-- SET PROBLEM --
Below are some records. Pull every line that contains the word "JSON".

begin TASK MATERIAL

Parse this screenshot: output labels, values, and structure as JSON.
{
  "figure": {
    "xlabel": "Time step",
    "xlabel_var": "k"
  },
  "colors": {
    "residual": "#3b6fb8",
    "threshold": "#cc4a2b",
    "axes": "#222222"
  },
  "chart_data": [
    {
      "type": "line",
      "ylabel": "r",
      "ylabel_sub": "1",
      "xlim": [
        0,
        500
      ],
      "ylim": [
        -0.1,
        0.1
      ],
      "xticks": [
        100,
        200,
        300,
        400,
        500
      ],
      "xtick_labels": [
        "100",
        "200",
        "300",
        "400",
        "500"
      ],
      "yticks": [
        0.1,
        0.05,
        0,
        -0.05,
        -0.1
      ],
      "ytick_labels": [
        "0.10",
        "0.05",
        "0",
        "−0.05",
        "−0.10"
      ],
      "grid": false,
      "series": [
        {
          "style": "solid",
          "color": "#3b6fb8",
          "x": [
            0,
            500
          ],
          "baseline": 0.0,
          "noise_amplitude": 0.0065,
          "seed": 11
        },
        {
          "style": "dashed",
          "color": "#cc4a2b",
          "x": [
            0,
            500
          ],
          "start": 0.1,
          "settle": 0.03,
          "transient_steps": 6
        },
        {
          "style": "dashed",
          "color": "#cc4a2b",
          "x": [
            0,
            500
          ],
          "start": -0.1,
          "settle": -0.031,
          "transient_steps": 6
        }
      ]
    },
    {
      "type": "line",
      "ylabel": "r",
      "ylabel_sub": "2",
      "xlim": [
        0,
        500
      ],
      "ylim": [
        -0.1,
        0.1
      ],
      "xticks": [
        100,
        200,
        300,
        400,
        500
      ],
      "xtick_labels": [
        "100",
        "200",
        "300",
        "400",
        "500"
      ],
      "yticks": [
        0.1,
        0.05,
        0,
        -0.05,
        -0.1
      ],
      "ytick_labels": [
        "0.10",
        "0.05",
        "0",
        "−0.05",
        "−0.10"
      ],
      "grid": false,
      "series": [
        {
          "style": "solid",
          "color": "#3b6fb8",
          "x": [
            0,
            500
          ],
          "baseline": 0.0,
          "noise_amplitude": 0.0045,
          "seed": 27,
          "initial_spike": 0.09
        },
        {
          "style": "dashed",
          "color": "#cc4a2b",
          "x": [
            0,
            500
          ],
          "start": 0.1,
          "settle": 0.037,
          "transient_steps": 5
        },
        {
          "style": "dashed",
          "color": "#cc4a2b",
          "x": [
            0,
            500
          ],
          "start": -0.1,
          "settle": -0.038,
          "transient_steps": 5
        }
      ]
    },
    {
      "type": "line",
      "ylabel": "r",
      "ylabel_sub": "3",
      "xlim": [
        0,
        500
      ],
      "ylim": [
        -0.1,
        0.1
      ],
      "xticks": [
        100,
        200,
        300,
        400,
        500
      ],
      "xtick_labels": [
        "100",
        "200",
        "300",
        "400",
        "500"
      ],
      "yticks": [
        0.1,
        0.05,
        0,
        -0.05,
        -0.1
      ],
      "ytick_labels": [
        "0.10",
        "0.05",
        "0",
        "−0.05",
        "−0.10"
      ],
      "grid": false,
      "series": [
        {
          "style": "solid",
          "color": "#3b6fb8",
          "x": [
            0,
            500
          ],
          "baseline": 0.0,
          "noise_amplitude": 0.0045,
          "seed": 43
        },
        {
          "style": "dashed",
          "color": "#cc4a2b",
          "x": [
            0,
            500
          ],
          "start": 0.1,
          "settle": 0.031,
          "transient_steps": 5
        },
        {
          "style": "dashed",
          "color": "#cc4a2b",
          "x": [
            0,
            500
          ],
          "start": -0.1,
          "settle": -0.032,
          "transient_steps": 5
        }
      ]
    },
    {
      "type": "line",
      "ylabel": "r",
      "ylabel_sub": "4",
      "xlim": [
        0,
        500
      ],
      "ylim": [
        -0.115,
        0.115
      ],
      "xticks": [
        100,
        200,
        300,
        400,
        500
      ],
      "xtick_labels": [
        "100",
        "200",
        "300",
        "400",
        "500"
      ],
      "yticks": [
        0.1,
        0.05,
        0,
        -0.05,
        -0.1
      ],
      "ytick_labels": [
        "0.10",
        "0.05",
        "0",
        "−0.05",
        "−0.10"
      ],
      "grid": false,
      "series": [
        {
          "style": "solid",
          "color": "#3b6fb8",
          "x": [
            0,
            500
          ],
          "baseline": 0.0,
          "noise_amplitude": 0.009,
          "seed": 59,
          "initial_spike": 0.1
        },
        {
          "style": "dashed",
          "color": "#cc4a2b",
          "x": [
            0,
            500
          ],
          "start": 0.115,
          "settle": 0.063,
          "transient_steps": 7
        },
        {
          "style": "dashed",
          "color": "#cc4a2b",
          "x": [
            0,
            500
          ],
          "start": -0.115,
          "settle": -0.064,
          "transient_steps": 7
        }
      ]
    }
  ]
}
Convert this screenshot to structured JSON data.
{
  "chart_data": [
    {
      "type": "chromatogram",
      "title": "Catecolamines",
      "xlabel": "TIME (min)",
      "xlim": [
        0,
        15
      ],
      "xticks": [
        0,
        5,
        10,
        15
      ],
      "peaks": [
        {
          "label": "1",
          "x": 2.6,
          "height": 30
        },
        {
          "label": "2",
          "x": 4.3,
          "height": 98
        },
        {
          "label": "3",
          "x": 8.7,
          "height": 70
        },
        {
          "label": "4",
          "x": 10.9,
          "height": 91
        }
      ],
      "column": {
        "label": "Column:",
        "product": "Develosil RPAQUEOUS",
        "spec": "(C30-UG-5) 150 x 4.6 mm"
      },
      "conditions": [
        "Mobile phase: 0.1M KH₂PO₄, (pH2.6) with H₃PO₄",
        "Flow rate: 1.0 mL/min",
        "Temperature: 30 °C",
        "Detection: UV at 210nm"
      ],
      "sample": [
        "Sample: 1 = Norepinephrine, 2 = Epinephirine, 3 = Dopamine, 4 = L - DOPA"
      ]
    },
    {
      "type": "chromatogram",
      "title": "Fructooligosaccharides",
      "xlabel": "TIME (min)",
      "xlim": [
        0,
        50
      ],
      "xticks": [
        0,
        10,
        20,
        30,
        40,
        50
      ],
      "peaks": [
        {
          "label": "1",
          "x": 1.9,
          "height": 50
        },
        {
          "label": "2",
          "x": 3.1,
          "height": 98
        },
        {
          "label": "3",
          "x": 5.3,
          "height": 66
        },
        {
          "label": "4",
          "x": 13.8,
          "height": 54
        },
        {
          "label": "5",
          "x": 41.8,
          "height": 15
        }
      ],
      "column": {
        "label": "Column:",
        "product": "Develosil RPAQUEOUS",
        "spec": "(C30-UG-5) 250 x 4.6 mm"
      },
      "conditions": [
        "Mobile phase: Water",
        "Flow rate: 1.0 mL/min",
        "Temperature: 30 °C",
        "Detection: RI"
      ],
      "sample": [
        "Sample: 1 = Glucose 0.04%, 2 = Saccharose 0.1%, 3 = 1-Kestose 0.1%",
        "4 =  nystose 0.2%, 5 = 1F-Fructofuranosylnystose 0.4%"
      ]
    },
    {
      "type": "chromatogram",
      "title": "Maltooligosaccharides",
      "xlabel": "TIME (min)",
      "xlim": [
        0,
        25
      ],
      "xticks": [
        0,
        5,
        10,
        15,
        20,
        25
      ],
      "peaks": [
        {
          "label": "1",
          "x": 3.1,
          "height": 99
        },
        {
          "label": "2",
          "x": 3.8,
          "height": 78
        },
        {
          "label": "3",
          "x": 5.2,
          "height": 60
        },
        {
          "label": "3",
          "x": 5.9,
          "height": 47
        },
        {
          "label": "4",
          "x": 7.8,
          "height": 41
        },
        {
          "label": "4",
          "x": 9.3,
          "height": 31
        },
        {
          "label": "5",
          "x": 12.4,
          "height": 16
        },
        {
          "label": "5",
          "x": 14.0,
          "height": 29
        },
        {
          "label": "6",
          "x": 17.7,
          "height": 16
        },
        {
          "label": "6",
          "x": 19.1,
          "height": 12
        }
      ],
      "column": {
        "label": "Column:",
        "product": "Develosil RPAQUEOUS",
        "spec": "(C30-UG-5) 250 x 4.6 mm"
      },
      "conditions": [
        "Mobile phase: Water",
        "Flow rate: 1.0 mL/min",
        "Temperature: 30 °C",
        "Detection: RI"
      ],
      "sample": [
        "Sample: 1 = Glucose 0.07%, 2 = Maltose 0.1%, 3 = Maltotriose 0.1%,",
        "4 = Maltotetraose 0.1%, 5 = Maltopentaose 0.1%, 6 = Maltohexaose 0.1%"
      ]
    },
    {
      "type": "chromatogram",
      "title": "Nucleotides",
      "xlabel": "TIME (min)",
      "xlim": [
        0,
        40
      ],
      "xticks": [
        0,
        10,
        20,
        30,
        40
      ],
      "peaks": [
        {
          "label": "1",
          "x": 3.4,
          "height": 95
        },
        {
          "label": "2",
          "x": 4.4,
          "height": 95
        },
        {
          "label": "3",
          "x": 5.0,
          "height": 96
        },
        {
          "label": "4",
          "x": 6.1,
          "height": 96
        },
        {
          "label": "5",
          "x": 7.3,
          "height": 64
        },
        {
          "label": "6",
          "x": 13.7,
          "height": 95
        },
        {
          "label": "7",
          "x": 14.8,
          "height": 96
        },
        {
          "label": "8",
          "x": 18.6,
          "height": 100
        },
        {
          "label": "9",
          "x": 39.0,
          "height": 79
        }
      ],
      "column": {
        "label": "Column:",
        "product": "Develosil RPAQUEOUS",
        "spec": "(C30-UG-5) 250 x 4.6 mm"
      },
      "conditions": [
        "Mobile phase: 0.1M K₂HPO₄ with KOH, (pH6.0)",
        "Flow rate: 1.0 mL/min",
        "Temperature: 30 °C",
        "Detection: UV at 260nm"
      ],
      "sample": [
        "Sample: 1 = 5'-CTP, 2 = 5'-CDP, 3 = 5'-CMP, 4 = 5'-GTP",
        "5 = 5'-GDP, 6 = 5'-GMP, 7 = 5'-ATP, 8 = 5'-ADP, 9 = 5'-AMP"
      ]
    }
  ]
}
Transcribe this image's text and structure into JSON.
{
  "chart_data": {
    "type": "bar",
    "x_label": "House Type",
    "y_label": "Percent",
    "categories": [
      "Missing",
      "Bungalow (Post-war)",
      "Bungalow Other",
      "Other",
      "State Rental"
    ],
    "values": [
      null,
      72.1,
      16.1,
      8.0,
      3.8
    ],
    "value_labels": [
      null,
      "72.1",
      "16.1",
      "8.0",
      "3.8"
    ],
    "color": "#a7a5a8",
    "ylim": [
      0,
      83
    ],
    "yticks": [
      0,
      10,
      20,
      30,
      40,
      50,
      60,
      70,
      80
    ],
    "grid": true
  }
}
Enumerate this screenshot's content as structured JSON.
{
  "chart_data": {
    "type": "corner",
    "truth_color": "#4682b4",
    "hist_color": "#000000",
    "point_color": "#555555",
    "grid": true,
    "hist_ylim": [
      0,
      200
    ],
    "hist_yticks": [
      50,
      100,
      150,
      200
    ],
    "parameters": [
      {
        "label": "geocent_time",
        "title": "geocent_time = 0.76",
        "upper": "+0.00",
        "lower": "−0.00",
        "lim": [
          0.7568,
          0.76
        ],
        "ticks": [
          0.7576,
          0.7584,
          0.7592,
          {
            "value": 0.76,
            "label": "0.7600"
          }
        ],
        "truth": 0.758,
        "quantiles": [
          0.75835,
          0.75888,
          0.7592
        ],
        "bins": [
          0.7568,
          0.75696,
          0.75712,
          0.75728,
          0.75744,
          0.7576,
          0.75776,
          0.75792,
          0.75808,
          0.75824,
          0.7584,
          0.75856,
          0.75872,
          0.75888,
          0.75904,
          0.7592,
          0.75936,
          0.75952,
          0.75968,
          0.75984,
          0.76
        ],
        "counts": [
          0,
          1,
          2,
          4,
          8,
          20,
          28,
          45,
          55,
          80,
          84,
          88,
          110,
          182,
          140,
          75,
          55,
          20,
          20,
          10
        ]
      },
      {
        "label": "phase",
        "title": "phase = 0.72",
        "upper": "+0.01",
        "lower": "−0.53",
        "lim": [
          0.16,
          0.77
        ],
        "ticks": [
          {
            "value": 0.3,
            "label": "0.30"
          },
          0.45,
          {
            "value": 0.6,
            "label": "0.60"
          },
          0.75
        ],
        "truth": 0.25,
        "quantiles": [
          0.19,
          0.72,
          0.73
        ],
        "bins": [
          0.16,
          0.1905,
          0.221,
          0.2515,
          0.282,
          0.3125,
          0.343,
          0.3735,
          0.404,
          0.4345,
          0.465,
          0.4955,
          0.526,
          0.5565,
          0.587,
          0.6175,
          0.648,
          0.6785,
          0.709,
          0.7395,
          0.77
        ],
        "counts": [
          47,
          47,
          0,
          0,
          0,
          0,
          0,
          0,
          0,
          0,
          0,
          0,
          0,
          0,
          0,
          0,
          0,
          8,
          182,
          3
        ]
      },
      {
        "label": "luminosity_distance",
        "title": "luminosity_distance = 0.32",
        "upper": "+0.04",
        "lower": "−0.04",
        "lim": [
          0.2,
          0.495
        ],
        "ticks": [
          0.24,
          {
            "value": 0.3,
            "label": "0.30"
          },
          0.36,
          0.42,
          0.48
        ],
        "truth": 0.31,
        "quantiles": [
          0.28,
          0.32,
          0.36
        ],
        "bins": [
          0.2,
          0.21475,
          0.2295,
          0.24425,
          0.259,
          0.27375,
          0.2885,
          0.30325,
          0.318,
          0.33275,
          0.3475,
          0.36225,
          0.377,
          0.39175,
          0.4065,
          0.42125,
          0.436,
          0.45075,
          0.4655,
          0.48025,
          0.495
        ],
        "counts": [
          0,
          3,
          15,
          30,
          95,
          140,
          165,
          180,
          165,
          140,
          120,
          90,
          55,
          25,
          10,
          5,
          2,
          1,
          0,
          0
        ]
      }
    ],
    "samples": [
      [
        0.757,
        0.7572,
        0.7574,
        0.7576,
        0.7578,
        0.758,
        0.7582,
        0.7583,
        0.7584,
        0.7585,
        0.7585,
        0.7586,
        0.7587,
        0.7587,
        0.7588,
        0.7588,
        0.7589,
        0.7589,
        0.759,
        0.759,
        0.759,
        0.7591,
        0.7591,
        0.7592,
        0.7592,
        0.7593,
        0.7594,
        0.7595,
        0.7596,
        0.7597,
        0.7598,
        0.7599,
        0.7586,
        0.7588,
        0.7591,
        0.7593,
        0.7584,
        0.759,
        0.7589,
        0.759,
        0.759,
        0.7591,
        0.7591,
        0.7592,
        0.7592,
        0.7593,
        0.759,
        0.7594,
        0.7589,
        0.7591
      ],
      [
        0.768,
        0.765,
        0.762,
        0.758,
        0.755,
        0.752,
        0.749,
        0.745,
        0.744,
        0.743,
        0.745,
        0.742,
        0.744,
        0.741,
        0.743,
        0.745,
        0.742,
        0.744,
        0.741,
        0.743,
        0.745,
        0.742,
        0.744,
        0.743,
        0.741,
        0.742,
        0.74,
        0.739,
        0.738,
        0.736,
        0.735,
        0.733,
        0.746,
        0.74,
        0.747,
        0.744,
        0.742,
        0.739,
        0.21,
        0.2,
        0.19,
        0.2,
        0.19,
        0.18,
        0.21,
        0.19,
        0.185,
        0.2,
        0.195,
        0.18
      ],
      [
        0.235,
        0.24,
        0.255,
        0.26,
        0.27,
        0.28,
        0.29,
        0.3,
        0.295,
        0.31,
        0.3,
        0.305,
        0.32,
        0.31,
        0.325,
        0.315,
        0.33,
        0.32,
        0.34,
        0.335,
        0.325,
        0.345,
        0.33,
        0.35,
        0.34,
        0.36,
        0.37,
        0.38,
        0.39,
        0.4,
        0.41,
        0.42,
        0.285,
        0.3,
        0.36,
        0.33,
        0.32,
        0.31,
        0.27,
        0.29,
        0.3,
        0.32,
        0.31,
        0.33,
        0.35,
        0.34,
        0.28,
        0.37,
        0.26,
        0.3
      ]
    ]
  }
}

end TASK MATERIAL

-- RESULT OF THE TASK --
Parse this screenshot: output labels, values, and structure as JSON.
Convert this screenshot to structured JSON data.
Transcribe this image's text and structure into JSON.
Enumerate this screenshot's content as structured JSON.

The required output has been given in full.